Testo del documento -
********************
La Atmel produrrà microprocessori nello stabilimento inglese. Non è chiaro con quale tipo di accordo l'azienda americana abbia rilevato la fabbrica dal vecchio proprietario, la tedesca Siemens: si parla di un affitto con opzione di acquisto fra un anno. Il mistero che circonda i dettagli dell'operazione suscita qualche dubbio sulle effettive intenzioni degli americani: sbarcare in Inghilterra e assicurarsi l'aiuto cospicuo del governo, far lavorare un po' l'azienda e poi fare le valige (a meno che il governo non aiuti ulteriormente la fabbrica)? Non è un'ipotesi proprio da scartare. Quando la fabbrica aveva chiuso i battenti, dopo soli diciotto mesi di attività, la Siemens aveva dato la colpa al un crollo verticale dei prezzi a livello mondiale dei semiconduttori prodotti nello stabilimento inglese.
Mentre veniva annunciata l'apertura della Siemens, i lavoratori della Ford a Dagenham decidevano di incrociare le braccia: due ore di sciopero spontaneo e non concordato con i sindacati per riunirsi in assemblea e discutere i piani futuri (e per nulla promettenti) dei vertici dell'azienda americana. La Ford, infatti, ha intenzione di cessare la produzione nello stabilimento di Dagenham dal prossimo anno, decretandone nei fatti la chiusura. La decisione segue i numerosi licenziamenti che ci sono stati negli altri stabilimenti britannici nei mesi scorsi. A scongiurare la cassa integrazione non è servito nemmeno l'intervento (solo ventilato) del governo. La Ford - come già la Bmw (che ha venduto la Rover), la Toyota, la Nissan - individua nel valore della sterlina la causa di questa "fuga" verso paesi meno costosi. Quello di ieri è l'ultimo di una lunga serie di scioperi non concordati con i sindacati: oltre che per le cupe previsioni per il prossimo futuro, i lavoratori Ford hanno inscenato numerose proteste contro il pesante clima di discriminazione e gli atti di razzismo nei confronti dei lavoratori non bianchi (che sono la maggioranza).
********************
Da svolgere -
1. Nel testo sulle fabbriche in Inghilterra, dopo quanti mesi di attività aveva chiuso la fabbrica della Siemens?
2. Prosegui il testo sulle fabbriche in Inghilterra a partire dalla sua ultima frase.

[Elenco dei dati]
********************
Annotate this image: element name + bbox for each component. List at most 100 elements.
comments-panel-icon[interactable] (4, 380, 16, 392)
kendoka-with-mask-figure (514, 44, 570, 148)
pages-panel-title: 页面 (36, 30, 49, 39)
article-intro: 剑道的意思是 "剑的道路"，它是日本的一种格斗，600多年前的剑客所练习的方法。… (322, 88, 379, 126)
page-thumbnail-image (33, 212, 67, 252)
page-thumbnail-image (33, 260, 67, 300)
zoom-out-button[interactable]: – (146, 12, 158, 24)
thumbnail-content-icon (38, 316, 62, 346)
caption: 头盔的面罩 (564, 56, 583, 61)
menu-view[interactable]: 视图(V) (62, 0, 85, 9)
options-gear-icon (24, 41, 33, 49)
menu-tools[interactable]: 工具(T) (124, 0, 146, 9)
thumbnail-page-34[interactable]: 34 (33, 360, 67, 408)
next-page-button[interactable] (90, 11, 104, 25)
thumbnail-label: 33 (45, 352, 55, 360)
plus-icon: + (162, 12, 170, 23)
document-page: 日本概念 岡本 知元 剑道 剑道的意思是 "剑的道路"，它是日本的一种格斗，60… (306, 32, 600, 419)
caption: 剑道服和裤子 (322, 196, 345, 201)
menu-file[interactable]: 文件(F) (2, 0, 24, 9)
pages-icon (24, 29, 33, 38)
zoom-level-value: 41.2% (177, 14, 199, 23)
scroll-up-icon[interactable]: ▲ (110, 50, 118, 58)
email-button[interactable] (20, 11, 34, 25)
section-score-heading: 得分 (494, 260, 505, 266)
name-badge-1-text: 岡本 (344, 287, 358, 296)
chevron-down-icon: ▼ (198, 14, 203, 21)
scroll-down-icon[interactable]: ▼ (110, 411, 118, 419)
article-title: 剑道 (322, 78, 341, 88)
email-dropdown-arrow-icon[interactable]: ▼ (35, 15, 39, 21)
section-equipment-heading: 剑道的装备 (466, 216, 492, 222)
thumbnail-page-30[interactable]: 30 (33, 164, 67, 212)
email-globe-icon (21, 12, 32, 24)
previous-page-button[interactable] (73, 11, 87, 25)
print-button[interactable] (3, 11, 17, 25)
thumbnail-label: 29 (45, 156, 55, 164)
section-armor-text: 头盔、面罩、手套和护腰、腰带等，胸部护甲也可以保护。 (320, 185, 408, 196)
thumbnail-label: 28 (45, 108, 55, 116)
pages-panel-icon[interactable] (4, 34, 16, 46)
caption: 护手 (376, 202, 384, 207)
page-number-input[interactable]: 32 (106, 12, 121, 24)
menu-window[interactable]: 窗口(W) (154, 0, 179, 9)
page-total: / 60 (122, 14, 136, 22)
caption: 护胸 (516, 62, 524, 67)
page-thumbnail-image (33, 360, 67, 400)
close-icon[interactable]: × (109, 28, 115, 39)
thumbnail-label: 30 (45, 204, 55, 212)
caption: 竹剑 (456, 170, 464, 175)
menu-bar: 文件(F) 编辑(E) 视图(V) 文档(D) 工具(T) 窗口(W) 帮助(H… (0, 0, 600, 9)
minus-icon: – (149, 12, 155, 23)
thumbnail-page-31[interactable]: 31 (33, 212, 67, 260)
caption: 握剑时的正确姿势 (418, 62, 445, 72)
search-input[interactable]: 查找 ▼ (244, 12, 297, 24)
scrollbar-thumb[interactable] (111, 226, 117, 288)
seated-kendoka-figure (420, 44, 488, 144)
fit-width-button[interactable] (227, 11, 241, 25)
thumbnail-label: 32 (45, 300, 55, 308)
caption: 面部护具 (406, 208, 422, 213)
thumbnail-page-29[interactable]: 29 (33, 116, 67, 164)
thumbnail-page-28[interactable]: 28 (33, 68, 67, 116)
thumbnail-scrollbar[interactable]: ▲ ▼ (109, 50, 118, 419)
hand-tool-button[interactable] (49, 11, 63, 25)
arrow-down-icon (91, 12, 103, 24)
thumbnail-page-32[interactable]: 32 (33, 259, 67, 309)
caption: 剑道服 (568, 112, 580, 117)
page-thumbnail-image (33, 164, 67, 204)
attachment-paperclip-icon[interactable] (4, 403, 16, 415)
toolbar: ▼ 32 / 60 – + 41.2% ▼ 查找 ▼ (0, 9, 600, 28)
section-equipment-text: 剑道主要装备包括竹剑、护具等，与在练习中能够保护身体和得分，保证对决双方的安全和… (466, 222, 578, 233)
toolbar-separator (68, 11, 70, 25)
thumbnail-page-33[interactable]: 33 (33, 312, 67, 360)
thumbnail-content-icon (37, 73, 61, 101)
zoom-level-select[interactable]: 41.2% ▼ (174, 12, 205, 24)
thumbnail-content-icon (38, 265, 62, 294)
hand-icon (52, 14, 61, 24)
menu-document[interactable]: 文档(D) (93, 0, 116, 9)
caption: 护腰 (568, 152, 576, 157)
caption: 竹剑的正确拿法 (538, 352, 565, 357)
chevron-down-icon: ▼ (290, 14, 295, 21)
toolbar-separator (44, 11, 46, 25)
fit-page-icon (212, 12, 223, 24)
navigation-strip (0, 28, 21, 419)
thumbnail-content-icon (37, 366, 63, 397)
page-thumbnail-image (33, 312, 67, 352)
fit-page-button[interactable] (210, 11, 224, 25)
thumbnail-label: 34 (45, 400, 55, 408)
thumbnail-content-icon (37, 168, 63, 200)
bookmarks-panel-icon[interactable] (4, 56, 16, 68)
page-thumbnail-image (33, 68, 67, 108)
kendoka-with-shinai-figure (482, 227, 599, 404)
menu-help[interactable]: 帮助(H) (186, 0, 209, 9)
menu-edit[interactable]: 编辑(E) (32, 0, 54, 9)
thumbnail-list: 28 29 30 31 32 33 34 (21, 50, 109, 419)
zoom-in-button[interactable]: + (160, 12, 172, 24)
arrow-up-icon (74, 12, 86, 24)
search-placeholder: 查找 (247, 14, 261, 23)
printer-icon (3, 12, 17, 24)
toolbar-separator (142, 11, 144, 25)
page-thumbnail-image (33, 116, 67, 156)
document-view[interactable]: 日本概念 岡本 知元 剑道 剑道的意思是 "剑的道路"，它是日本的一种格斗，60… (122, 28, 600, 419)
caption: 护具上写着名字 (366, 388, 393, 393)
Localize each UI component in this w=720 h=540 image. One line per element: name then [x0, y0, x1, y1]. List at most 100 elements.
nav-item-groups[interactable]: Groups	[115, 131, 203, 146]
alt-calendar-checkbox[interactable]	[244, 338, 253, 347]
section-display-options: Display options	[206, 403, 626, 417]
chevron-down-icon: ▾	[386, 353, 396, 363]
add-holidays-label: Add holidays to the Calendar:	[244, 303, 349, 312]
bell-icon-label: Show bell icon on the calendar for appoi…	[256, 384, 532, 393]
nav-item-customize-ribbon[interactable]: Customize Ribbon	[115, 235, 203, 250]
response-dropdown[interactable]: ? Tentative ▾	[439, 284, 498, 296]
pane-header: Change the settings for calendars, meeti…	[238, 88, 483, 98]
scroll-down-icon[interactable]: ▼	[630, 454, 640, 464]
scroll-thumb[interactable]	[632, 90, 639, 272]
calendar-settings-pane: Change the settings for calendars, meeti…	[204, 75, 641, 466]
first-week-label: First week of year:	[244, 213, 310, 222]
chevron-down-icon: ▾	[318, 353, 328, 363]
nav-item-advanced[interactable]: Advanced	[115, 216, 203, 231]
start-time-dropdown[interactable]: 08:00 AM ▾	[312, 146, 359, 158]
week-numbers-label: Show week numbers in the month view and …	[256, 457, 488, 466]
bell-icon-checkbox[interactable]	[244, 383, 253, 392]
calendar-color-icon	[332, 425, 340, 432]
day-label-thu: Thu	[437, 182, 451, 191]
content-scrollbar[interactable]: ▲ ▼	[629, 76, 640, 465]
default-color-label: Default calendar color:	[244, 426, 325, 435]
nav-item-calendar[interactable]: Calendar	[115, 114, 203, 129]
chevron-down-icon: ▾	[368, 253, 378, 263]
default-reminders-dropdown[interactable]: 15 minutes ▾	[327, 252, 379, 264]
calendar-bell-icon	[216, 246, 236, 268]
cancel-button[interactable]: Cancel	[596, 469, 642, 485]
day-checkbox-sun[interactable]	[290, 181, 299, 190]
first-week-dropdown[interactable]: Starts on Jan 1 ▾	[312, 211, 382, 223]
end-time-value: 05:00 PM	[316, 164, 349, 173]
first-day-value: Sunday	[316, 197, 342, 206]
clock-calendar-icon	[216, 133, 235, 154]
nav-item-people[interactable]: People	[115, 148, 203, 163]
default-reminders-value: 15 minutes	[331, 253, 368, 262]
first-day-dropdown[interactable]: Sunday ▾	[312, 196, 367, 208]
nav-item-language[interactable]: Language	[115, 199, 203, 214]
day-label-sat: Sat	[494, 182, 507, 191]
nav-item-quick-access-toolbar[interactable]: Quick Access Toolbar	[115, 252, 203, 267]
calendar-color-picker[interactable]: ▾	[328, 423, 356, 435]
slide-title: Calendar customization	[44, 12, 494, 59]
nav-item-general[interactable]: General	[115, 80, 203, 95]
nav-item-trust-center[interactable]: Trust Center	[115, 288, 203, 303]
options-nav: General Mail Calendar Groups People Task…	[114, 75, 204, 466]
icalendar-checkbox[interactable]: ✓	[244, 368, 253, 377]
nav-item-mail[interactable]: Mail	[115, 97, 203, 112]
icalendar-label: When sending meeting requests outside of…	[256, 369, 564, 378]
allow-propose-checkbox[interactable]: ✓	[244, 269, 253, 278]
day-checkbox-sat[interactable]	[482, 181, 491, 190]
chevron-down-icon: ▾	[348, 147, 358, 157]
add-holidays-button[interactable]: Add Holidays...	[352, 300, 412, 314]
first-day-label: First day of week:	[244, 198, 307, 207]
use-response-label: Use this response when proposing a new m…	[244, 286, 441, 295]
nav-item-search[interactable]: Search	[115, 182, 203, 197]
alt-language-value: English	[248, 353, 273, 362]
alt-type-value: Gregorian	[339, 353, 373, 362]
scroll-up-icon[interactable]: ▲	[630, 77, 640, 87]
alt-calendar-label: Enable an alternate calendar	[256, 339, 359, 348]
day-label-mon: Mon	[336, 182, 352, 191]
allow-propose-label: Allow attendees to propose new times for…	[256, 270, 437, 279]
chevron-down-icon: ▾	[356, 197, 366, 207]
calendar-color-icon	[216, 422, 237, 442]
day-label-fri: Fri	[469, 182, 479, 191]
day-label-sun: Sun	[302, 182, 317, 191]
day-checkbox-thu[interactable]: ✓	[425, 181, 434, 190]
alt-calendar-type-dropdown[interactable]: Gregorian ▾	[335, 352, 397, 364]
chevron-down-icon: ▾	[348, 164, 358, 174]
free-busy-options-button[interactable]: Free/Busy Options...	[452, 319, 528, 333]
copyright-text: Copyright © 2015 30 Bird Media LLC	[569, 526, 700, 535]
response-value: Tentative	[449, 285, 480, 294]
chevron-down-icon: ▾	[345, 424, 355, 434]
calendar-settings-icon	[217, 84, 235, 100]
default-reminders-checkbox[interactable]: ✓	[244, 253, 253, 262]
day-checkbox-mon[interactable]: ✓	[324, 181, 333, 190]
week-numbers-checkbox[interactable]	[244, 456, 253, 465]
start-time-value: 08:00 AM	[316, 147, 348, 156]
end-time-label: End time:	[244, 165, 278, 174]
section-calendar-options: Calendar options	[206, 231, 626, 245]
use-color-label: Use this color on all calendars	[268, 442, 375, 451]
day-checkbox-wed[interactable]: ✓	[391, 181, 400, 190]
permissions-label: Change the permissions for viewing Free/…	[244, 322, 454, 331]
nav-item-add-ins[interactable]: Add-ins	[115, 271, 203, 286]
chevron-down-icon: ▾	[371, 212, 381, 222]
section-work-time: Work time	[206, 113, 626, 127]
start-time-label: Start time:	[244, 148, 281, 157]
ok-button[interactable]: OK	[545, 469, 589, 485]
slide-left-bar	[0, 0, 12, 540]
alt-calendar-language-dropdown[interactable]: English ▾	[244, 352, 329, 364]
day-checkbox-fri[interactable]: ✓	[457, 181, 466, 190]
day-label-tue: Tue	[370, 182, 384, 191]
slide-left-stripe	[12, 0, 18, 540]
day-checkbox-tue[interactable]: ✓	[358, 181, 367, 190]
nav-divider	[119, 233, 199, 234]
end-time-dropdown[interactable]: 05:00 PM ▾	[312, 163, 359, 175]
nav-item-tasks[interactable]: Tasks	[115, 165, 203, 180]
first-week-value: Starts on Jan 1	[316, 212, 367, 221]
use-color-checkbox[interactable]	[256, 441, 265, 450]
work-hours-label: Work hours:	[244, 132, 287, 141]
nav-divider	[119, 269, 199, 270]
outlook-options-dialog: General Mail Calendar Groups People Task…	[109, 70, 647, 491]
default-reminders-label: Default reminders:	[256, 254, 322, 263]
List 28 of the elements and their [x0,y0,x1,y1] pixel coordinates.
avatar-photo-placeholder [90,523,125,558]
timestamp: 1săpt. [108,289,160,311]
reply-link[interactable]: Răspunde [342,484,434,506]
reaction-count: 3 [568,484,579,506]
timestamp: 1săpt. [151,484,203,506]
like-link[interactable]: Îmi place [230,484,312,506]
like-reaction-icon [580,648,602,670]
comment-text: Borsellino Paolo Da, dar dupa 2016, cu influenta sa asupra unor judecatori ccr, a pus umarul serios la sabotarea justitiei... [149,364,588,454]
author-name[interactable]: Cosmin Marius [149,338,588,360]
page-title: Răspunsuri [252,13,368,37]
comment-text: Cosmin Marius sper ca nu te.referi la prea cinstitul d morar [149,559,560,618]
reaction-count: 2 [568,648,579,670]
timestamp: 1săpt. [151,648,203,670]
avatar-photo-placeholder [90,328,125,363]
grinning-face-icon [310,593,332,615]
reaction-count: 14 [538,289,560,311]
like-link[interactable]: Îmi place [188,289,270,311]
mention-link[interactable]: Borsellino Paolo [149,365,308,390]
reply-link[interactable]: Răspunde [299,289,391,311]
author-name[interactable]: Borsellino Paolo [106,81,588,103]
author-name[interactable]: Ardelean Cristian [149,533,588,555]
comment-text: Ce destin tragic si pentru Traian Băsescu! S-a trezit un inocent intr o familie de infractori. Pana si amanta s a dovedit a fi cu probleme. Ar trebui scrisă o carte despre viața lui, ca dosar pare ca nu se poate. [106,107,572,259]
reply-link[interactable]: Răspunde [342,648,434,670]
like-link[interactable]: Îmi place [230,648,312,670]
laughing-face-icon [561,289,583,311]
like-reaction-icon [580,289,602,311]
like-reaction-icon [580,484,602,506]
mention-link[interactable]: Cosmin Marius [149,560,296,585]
********************
Risposte -
1. Dopo soli diciotto mesi di attività.

2.
LIQUIDAZIONE ALL'IRI

Il più caustico è stato certamente il Financial Times: "Se la liquidazione è la cosa più vicina alla morte di una società, allora l'Istituto per Ricostruzione Industriale è diventato una società zombie". L'Iri, dal 30 giugno e dopo 67 anni, è infatti una società in liquidazione. Ma dispone ancora di 17mila miliardi di lire e controlla il 53% di Alitalia, il 93,5% di Cofiri, l'83% di Fincantieri, il 100% di Fintecna, il 99,5% della Rai, l'85% di Tirrenia. Tutta roba che dovrebbe finire al Tesoro entro poco tempo. Restano da sistemare un paio di centinaia di dipendenti. Per il 30 settembre c'è l'obbligo di presentare un "piano di ricollocamento" di questo personale. Ma, per ora, ci sono state solo molte rassicurazioni - rigorosamente verbali - da parte dei due ultimi presidenti dell'istituto. La loro sorte, comunque, non sarà davvero egualitaria. Per quanto riguarda le alte sfere, non c'è davvero di che strapparsi i capelli. La trentina di dirigenti ancora impegnati a via Veneto, infatti, percepisce dai 280 agli 800 milioni lordi annui. Lo stesso può dirsi per la cinquantina di funzionari ancora in busta paga, tutti tra i 90 e i 250 milioni di reddito lordo.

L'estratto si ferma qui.